• Records supplied

>> BEGIN

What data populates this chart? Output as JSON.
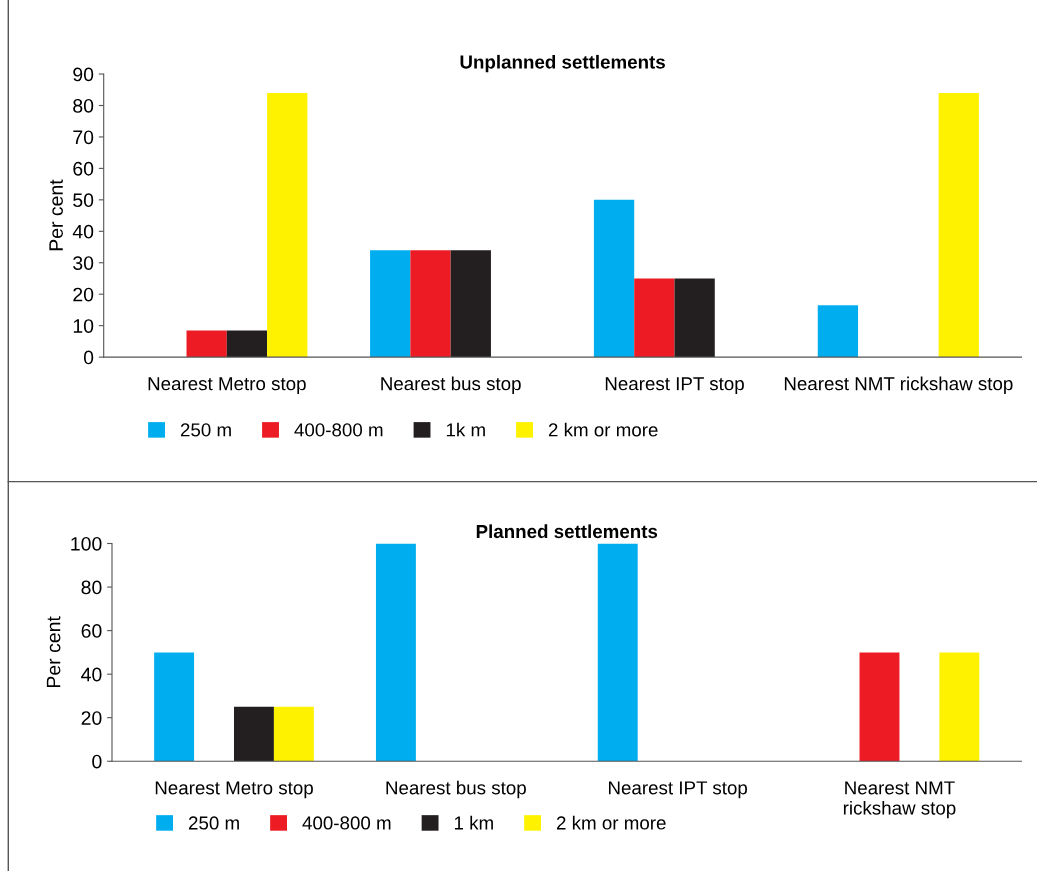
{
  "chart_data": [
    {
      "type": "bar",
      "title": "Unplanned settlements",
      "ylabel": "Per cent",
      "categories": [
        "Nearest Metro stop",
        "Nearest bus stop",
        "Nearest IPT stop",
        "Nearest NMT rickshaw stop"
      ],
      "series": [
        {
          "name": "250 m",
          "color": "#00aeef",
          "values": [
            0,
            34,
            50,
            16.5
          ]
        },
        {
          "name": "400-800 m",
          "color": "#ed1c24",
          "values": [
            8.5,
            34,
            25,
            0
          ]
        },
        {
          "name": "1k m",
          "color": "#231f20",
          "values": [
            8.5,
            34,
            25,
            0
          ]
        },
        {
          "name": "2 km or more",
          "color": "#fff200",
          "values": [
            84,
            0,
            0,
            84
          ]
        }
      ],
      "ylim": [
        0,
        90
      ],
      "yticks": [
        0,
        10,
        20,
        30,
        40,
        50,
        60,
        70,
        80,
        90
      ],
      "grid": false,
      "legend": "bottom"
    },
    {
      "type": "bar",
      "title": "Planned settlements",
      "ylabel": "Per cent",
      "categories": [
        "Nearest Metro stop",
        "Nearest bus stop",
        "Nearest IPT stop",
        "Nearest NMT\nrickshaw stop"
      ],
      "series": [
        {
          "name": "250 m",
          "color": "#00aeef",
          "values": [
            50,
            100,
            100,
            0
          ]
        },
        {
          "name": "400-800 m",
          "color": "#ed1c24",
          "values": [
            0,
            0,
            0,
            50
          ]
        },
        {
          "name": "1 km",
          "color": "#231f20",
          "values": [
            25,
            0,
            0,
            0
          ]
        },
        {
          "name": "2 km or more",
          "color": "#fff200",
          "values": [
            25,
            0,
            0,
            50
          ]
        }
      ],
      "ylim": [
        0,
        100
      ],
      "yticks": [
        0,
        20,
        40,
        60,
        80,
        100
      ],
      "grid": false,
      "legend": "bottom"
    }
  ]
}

>> END

• To do
Quote the records above exactly, leaving out any pictures.

• Answer to this problem
What data populates this chart? Output as JSON.
{
  "chart_data": [
    {
      "type": "bar",
      "title": "Unplanned settlements",
      "ylabel": "Per cent",
      "categories": [
        "Nearest Metro stop",
        "Nearest bus stop",
        "Nearest IPT stop",
        "Nearest NMT rickshaw stop"
      ],
      "series": [
        {
          "name": "250 m",
          "color": "#00aeef",
          "values": [
            0,
            34,
            50,
            16.5
          ]
        },
        {
          "name": "400-800 m",
          "color": "#ed1c24",
          "values": [
            8.5,
            34,
            25,
            0
          ]
        },
        {
          "name": "1k m",
          "color": "#231f20",
          "values": [
            8.5,
            34,
            25,
            0
          ]
        },
        {
          "name": "2 km or more",
          "color": "#fff200",
          "values": [
            84,
            0,
            0,
            84
          ]
        }
      ],
      "ylim": [
        0,
        90
      ],
      "yticks": [
        0,
        10,
        20,
        30,
        40,
        50,
        60,
        70,
        80,
        90
      ],
      "grid": false,
      "legend": "bottom"
    },
    {
      "type": "bar",
      "title": "Planned settlements",
      "ylabel": "Per cent",
      "categories": [
        "Nearest Metro stop",
        "Nearest bus stop",
        "Nearest IPT stop",
        "Nearest NMT\nrickshaw stop"
      ],
      "series": [
        {
          "name": "250 m",
          "color": "#00aeef",
          "values": [
            50,
            100,
            100,
            0
          ]
        },
        {
          "name": "400-800 m",
          "color": "#ed1c24",
          "values": [
            0,
            0,
            0,
            50
          ]
        },
        {
          "name": "1 km",
          "color": "#231f20",
          "values": [
            25,
            0,
            0,
            0
          ]
        },
        {
          "name": "2 km or more",
          "color": "#fff200",
          "values": [
            25,
            0,
            0,
            50
          ]
        }
      ],
      "ylim": [
        0,
        100
      ],
      "yticks": [
        0,
        20,
        40,
        60,
        80,
        100
      ],
      "grid": false,
      "legend": "bottom"
    }
  ]
}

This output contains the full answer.